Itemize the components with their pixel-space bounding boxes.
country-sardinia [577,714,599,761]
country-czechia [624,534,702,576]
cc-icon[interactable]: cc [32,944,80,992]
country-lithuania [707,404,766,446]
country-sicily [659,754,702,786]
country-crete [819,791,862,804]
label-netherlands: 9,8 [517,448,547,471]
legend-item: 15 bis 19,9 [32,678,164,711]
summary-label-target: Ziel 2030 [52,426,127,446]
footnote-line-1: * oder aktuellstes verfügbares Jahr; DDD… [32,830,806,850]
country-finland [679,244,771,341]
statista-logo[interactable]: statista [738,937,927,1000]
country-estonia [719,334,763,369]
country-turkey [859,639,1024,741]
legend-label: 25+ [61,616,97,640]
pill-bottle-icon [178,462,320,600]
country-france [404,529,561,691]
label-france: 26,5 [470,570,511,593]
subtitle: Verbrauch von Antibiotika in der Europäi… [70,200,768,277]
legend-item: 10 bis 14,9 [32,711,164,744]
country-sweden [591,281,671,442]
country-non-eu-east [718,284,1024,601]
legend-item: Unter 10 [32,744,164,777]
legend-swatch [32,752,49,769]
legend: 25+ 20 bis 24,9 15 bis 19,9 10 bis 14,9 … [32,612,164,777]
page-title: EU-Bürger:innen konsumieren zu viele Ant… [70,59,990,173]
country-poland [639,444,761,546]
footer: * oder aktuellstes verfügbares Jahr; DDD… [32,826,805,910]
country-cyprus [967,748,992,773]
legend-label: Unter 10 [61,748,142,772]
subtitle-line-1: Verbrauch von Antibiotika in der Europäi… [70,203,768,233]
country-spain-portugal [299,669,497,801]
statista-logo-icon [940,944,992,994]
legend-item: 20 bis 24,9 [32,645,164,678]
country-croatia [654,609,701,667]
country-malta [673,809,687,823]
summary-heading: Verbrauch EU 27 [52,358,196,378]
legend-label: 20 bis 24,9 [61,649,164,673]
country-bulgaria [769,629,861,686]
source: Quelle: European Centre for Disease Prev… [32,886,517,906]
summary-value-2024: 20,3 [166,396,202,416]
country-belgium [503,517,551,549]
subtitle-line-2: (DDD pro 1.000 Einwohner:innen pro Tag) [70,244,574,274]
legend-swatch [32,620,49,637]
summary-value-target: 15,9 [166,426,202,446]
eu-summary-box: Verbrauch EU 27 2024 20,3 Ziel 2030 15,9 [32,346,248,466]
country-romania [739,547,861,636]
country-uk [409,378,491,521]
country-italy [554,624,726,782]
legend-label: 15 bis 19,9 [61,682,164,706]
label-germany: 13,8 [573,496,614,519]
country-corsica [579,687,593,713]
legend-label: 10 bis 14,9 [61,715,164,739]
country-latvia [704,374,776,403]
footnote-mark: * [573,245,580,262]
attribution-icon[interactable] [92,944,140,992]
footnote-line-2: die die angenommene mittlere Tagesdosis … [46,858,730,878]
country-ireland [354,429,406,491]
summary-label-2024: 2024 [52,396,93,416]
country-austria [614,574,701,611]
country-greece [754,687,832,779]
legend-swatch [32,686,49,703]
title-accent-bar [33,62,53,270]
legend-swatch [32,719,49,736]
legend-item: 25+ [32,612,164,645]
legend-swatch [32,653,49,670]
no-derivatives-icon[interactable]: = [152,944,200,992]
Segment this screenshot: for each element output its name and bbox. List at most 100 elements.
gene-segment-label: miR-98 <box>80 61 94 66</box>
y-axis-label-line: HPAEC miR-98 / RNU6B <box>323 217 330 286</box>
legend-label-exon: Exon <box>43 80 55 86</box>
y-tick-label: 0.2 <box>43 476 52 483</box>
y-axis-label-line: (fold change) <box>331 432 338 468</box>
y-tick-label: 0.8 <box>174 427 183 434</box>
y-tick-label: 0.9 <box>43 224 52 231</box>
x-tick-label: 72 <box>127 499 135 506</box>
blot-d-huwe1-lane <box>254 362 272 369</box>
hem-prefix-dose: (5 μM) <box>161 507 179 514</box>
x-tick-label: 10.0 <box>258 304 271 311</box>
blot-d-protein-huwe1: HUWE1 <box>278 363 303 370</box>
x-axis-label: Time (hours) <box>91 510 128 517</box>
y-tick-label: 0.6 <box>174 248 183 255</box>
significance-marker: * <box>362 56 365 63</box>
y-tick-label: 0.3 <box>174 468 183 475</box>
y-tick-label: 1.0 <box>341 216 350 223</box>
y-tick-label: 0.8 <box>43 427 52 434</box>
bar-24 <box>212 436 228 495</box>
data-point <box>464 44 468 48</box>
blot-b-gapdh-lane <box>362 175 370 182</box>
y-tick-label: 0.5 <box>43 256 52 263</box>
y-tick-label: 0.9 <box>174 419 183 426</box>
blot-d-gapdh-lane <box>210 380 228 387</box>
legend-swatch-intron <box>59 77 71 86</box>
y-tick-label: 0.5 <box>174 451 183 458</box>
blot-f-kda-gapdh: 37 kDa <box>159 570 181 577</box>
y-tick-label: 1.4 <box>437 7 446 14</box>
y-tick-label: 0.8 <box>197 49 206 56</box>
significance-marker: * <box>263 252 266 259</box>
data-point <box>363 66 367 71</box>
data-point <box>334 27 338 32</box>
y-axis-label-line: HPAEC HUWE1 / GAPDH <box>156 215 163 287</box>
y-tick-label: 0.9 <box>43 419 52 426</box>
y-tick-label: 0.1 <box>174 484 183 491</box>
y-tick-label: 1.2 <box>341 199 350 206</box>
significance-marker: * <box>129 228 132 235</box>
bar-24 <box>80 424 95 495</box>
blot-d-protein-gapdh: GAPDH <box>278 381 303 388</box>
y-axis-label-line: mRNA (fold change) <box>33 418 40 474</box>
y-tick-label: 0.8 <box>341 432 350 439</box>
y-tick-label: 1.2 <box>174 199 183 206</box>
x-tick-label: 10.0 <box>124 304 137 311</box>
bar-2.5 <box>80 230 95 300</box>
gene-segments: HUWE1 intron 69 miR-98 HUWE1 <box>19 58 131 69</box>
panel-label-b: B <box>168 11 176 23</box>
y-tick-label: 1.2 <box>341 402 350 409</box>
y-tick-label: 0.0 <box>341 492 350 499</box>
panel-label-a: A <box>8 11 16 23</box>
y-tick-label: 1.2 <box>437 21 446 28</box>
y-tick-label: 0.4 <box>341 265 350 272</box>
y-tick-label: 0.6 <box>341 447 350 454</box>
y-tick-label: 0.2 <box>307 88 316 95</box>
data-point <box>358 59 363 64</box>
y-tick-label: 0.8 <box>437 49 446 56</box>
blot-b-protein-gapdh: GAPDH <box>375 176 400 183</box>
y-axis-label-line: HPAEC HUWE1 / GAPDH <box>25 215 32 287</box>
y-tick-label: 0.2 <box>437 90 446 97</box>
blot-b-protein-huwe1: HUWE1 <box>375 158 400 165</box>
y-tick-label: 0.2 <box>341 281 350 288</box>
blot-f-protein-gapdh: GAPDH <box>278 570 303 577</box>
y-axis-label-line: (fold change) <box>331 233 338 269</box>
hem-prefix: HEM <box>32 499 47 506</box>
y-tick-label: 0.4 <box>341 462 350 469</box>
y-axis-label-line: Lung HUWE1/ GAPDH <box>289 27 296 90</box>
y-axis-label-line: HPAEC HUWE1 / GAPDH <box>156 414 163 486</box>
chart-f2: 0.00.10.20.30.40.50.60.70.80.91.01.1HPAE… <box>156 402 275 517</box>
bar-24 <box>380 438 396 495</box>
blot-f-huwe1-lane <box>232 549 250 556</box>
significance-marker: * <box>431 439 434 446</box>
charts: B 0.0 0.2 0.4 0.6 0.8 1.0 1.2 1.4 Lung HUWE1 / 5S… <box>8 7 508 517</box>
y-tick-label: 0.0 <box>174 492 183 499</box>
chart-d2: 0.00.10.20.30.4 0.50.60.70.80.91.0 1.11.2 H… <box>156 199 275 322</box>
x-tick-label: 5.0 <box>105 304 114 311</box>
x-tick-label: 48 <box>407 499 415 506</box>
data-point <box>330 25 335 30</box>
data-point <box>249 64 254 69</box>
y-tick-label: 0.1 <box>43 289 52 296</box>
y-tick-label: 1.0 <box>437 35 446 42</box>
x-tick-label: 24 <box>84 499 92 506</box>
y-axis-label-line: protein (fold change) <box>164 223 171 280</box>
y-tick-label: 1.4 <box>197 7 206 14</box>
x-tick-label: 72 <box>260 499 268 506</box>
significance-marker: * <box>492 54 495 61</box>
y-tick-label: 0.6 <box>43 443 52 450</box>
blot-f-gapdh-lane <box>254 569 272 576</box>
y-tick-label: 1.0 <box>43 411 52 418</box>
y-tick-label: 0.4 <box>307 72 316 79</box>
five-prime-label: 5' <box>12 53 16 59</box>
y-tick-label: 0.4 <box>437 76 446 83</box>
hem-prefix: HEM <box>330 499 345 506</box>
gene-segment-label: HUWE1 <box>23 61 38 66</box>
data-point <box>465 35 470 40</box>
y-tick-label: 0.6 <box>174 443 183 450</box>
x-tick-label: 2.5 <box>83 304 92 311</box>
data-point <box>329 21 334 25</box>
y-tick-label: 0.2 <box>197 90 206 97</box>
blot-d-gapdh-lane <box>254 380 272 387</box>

_Exercise brief_
Copy out all lines above holding "footnote".

_Reply_
footnote-line-1: * oder aktuellstes verfügbares Jahr; DDD… [32,830,806,850]
footnote-mark: * [573,245,580,262]
footnote-line-2: die die angenommene mittlere Tagesdosis … [46,858,730,878]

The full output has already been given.